EXERCISE AIM. Could you carry on the forum thread about what makes a firearm a carbine, starting right after its final sentence?

EXCERPT.
###
Then there's the U.S. Carbine, Cal. .30, M1, the culmination of the pre-WWII "light rifle" program, a carbine with no rifle counterpart.

henschman
February 8, 2011, 02:20 PM
Yeah, I just think it means a short rifle.

"Short" can be relative... the K98 was considered a carbine by the Germans (that's what the "K" stands for), since it was shorter than the original M1898.

Yeah, I consider pretty much any AR except for the long bull barreled ones to be a carbine. Even a 20" with a GI profile barrel is a carbine to me, because it is shorter and ligter than a .30 battle rifle. The 20" M16 and M16A1 replaced the .30 M2 carbine and M3 submachine gun, after all. I don't use that term for it when talking to AR guys though, to avoid confusion since they usually class them by gas system length... carbine, midlength, and rifle length.

Like a lot of english words, it is relative and it can be used in a lot of ways!

CraigC
February 8, 2011, 02:28 PM
It gets muddier. When speaking of leverguns, it's the configuration that determines whether or not it's a rifle or carbine. For it is entirely possible to have two rifles of identical barrel length, one being a carbine, the other a "short rifle". Or even a "short rifle" that is actually shorter than a carbine.

Bearhands
February 8, 2011, 02:29 PM
Here ya go:

http://en.wikipedia.org/wiki/Carbine

Jon_Snow
February 8, 2011, 02:38 PM
In regards to ARs, carbine can also refer to the set-up of the stock. Most collapsible stocks and their associated hardware are refered to as carbine stocks.

WardenWolf
February 8, 2011, 03:02 PM
A carbine refers to a shorter version of an existing design. That's all.

henschman
February 8, 2011, 04:24 PM
But the guy had a good point who mentioned that one of the most iconic carbines of all, the .30 M1 Carbine, does not even have a longer version.

Correct me if I'm wrong, but I also believe that another famous carbine, the Sharps breech loader, was also originally designed as a short carbine, and was only later made into longer-barreled versions.

CCCP
February 8, 2011, 06:52 PM
Usually carbine means that barrel length is less then 30 times caliber. If barrel length is greater than 30 times caliber, it is a rifle.
for example for AR15:

carbine < 30*.223< rifle

henschman
February 9, 2011, 12:33 AM
So a .223 has to have a 6.69" barrel to be a carbine, a .30 cal has to have a 9" barrel, and a .50 cal has to have a 15" barrel?

I don't think that's right. I really don't think there are any hard, fast rules to it... a carbine is just a rifle that's a little on the short side.

john5036
February 9, 2011, 01:42 AM
For the AR platform, in simple terms:

Carbine: You'll need 7" hand guards/heat shields. The gas block is roughly 7" forward of the chamber. Shorter gas system, the parts will be put through a bit more wear. For legality reasons, the barrel is 16" minimum.
###
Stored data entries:
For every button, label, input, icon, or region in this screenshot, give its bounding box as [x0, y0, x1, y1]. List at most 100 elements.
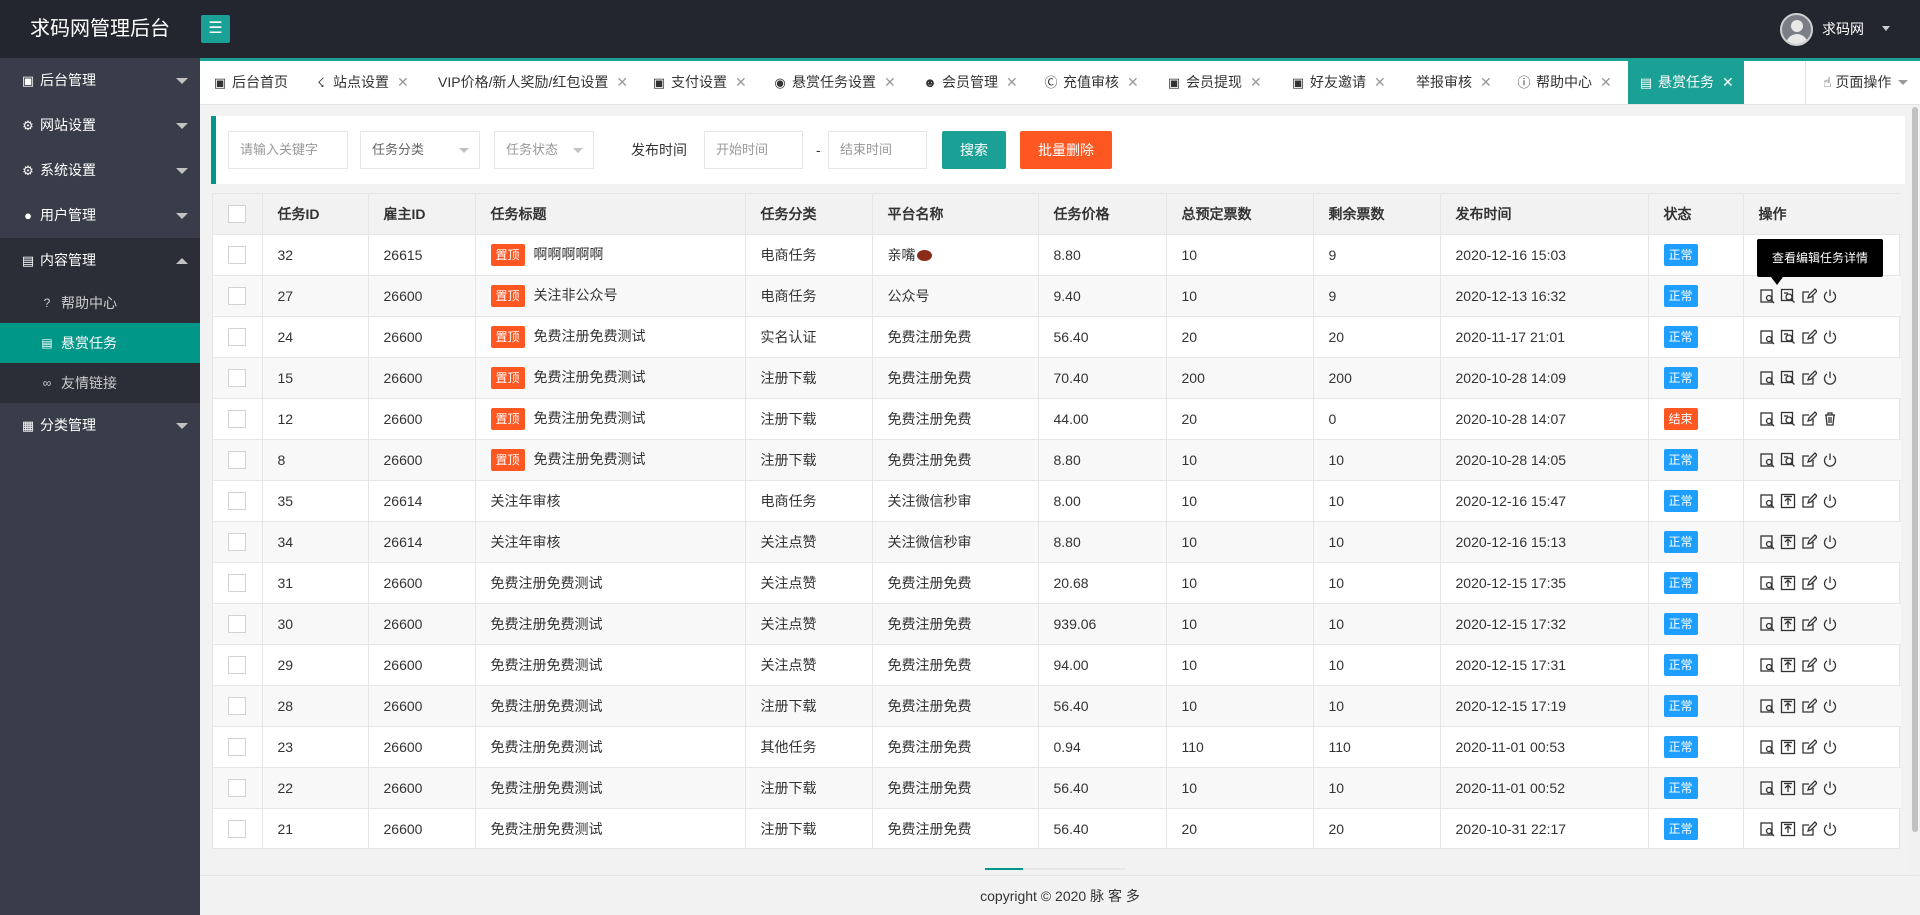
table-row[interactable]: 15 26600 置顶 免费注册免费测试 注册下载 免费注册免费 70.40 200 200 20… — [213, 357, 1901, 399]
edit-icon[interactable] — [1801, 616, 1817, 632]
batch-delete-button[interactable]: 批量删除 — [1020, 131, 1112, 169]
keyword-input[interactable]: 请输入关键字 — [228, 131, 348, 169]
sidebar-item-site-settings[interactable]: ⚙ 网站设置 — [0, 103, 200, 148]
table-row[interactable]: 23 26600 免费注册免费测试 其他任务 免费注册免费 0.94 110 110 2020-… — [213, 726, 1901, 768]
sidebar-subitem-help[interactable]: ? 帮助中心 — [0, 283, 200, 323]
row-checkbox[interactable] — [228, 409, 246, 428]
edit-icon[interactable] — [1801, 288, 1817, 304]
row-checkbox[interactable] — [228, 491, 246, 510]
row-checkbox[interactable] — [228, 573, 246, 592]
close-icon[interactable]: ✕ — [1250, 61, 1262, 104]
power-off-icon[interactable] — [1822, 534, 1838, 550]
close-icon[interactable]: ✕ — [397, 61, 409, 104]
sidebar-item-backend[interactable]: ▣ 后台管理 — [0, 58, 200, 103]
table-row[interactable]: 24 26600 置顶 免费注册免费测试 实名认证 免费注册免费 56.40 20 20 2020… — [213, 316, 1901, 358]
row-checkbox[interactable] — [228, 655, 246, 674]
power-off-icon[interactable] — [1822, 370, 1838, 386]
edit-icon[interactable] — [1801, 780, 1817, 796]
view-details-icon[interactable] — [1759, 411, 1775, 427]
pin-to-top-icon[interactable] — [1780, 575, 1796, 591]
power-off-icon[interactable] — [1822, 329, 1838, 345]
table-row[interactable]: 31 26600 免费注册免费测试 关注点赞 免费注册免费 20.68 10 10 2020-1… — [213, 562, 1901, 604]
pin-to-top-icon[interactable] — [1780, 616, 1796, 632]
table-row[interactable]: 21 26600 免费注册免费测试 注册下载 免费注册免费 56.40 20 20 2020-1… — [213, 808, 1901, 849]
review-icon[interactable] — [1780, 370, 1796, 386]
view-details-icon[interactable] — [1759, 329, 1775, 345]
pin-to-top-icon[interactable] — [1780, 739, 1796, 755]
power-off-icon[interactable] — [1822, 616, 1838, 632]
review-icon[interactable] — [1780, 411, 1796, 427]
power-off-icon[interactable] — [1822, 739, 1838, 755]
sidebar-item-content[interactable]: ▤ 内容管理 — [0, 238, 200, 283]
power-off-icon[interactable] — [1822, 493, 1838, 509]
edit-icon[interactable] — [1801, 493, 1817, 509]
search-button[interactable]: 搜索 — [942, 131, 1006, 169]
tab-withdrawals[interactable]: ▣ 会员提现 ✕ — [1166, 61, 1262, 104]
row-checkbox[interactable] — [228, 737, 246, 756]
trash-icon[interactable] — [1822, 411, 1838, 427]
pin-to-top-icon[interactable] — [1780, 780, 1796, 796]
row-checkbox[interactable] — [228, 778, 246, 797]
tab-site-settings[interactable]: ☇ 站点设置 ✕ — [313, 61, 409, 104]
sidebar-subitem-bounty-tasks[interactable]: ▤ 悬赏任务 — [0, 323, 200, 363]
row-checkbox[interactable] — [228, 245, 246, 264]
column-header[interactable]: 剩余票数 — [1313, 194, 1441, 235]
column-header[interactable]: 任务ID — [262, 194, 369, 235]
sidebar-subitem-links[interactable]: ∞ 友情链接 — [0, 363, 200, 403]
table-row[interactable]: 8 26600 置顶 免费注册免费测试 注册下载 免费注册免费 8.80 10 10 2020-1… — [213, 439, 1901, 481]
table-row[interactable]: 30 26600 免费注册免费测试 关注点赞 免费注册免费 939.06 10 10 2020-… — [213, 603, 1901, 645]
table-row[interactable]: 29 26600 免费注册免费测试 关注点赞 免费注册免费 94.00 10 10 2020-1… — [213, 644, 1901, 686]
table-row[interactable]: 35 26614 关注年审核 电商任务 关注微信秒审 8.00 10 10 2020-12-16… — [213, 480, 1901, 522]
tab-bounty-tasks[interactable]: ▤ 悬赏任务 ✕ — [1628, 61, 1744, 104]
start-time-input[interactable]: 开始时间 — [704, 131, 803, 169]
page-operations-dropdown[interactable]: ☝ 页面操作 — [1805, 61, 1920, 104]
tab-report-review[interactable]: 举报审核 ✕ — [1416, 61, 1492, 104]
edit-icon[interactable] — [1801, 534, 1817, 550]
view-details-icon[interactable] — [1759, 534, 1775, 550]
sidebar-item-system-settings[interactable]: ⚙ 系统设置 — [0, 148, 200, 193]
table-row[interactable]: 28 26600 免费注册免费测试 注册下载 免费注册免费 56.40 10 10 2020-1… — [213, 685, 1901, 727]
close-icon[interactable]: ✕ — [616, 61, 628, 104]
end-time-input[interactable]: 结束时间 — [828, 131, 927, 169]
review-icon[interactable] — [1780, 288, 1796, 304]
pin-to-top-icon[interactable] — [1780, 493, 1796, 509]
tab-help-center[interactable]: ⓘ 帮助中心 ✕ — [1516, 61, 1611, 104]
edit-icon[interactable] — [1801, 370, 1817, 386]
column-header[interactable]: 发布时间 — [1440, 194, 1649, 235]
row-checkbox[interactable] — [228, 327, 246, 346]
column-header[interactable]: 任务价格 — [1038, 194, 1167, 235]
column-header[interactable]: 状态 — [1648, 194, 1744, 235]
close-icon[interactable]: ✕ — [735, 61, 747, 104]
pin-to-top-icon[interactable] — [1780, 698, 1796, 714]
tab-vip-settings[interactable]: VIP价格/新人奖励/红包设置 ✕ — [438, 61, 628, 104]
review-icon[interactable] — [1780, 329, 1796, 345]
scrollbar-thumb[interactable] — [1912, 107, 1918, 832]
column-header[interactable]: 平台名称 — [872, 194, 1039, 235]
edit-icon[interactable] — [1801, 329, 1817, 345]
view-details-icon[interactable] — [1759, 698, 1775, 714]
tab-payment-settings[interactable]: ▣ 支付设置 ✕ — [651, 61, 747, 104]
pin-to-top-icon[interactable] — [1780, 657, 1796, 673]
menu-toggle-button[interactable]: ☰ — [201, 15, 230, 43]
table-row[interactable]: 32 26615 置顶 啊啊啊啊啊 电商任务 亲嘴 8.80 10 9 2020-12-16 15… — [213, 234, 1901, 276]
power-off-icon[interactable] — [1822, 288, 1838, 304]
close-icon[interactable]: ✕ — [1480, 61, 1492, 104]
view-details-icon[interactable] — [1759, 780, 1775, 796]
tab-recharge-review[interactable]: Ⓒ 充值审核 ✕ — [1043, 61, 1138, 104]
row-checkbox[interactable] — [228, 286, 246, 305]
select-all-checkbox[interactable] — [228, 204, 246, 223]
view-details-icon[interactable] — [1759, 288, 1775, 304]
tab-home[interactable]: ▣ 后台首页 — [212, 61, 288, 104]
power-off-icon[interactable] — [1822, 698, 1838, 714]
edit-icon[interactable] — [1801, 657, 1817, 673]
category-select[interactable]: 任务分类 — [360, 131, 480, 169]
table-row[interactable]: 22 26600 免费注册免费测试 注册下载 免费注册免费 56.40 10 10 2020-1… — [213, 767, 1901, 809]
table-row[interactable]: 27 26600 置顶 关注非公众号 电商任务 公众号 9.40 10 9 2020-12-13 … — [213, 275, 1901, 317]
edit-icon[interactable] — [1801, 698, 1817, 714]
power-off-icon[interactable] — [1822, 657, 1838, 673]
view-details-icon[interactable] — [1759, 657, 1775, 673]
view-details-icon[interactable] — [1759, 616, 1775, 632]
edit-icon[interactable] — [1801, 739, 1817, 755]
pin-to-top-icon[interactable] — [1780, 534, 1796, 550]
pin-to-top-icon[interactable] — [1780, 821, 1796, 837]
###
EXERCISE ANSWER.
Mid-length: You'll need 9" hg/hs. The gas block is roughly 9" forward of the chamber. Slightly longer gas system, the recoil is said (subjective, although mechanically accurate) to be lighter on the shooter. Not much of a huge difference vs. the carbine length gas system, but again, for parts reasons, this designate is made.

Rifle: You'll need 12" hg/hs. The gas block is roughly 12" forward of the chamber, and you'll find that the barrel is minimum 20". You could also find AR uppers chambered in higher calibers for rifle length ARs.

Simply put, that's what the AR platform designates mean.

mc223
February 9, 2011, 02:46 AM
I just love these kinds of threads. There is such diversity in the answers.:what:

Davek1977
February 9, 2011, 08:08 AM
carbine means that barrel length is less then 30 times caliber. If barrel length is greater than 30 times caliber, it is a rifle.
for example for AR15:

carbine < 30*.223< rifle

Source? i''ve never heard it explained this way before

merlinfire
February 9, 2011, 08:35 AM
Quote:
carbine means that barrel length is less then 30 times caliber. If barrel length is greater than 30 times caliber, it is a rifle.
for example for AR15:

carbine < 30*.223< rifle
Source? i''ve never heard it explained this way before

Agreed, that's an interesting hypothesis.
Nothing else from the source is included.